INSTRUCTIONS FOR THE TASK
Write out all of the data exactly as it appears.

(Data entries)
===

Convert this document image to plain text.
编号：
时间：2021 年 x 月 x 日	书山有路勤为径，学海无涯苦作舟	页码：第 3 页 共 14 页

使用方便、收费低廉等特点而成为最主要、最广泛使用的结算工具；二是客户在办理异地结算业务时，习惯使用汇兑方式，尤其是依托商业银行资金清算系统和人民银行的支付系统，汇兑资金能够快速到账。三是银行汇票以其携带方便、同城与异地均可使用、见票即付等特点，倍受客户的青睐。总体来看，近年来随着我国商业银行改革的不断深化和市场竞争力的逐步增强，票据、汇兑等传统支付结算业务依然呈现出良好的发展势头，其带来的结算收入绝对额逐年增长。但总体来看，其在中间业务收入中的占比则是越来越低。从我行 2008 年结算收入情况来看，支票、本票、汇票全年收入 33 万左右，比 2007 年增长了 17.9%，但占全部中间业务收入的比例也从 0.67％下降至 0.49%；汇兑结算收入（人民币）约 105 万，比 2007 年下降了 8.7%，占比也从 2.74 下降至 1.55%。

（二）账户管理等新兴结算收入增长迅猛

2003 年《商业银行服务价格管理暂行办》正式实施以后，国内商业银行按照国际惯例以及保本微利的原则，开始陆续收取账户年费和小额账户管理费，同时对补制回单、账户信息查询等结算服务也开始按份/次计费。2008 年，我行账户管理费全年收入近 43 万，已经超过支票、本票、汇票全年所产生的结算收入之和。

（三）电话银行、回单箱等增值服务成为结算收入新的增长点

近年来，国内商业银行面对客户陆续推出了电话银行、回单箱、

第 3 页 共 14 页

===

COMPLETED EXERCISE
Convert this document image to plain text.
编号：
时间：2021 年 x 月 x 日	书山有路勤为径，学海无涯苦作舟	页码：第 3 页 共 14 页

使用方便、收费低廉等特点而成为最主要、最广泛使用的结算工具；二是客户在办理异地结算业务时，习惯使用汇兑方式，尤其是依托商业银行资金清算系统和人民银行的支付系统，汇兑资金能够快速到账。三是银行汇票以其携带方便、同城与异地均可使用、见票即付等特点，倍受客户的青睐。总体来看，近年来随着我国商业银行改革的不断深化和市场竞争力的逐步增强，票据、汇兑等传统支付结算业务依然呈现出良好的发展势头，其带来的结算收入绝对额逐年增长。但总体来看，其在中间业务收入中的占比则是越来越低。从我行 2008 年结算收入情况来看，支票、本票、汇票全年收入 33 万左右，比 2007 年增长了 17.9%，但占全部中间业务收入的比例也从 0.67％下降至 0.49%；汇兑结算收入（人民币）约 105 万，比 2007 年下降了 8.7%，占比也从 2.74 下降至 1.55%。

（二）账户管理等新兴结算收入增长迅猛

2003 年《商业银行服务价格管理暂行办》正式实施以后，国内商业银行按照国际惯例以及保本微利的原则，开始陆续收取账户年费和小额账户管理费，同时对补制回单、账户信息查询等结算服务也开始按份/次计费。2008 年，我行账户管理费全年收入近 43 万，已经超过支票、本票、汇票全年所产生的结算收入之和。

（三）电话银行、回单箱等增值服务成为结算收入新的增长点

近年来，国内商业银行面对客户陆续推出了电话银行、回单箱、

第 3 页 共 14 页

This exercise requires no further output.